> DATA TO USE
====
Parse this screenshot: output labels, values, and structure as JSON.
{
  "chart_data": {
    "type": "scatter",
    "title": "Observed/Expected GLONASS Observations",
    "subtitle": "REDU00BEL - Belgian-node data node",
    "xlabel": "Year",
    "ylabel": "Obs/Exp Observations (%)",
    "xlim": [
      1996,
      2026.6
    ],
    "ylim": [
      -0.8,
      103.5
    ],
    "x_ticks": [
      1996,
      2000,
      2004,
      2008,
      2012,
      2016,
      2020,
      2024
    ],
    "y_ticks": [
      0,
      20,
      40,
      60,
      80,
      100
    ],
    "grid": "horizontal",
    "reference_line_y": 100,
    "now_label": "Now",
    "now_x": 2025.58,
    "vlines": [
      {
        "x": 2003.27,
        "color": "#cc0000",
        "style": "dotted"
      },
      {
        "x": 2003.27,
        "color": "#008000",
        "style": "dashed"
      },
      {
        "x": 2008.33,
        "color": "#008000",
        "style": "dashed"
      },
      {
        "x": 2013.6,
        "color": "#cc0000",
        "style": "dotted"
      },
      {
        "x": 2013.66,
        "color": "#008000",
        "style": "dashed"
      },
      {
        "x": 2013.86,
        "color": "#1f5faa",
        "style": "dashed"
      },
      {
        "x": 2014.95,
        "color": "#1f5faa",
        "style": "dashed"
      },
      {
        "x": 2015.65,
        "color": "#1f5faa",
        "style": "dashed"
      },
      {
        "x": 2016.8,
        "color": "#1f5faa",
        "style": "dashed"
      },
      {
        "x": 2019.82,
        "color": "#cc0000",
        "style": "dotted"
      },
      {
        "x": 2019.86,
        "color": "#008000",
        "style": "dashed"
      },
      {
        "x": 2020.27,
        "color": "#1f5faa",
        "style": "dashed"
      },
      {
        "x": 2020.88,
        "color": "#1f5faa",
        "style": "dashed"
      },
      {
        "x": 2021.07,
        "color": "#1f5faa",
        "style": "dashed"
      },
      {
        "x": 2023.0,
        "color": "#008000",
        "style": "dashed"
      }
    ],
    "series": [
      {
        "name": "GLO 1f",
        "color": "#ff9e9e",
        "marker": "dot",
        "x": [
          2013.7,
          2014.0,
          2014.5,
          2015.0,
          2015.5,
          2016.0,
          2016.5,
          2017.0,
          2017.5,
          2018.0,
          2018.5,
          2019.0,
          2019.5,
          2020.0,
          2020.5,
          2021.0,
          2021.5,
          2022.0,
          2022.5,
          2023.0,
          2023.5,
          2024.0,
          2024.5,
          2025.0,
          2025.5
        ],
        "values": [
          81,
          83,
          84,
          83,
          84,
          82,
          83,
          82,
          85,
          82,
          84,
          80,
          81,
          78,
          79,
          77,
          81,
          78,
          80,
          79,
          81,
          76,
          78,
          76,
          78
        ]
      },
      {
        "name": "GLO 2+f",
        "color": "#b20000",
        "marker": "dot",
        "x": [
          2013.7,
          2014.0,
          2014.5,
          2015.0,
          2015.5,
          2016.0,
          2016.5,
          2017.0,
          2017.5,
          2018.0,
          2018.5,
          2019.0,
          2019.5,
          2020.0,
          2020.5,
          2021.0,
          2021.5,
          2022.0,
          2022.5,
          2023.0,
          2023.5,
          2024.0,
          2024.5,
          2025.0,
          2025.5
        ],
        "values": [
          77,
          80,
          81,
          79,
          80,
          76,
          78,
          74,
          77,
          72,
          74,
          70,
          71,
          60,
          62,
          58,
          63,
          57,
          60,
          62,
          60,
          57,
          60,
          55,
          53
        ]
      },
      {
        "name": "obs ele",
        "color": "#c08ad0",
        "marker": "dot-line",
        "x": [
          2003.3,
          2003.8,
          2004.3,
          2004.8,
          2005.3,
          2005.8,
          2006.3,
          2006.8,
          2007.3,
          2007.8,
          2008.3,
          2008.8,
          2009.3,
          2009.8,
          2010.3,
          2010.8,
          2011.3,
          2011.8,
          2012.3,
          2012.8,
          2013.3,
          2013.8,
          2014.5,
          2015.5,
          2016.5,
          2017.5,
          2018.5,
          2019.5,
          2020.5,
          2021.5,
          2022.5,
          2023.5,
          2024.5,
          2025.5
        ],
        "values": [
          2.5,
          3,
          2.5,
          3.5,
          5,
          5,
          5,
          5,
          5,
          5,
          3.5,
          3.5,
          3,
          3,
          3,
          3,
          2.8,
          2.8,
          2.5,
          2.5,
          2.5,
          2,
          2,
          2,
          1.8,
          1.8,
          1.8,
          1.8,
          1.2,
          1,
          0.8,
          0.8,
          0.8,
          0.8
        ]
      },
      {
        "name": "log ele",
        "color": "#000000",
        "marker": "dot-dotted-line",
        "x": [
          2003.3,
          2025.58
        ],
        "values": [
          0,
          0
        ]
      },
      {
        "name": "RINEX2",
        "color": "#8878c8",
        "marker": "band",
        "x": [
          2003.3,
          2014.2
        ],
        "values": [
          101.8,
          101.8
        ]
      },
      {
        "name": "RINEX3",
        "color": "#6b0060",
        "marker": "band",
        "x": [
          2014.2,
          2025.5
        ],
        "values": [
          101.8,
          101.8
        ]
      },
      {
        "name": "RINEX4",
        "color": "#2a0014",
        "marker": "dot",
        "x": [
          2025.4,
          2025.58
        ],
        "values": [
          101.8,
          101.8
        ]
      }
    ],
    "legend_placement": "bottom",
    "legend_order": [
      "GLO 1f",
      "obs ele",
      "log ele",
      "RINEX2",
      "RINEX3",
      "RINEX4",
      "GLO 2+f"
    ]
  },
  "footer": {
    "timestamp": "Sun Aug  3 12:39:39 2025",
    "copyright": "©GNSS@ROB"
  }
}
====
Extract lines where the string "name" occurs.

        "name": "GLO 1f",
        "name": "GLO 2+f",
        "name": "obs ele",
        "name": "log ele",
        "name": "RINEX2",
        "name": "RINEX3",
        "name": "RINEX4",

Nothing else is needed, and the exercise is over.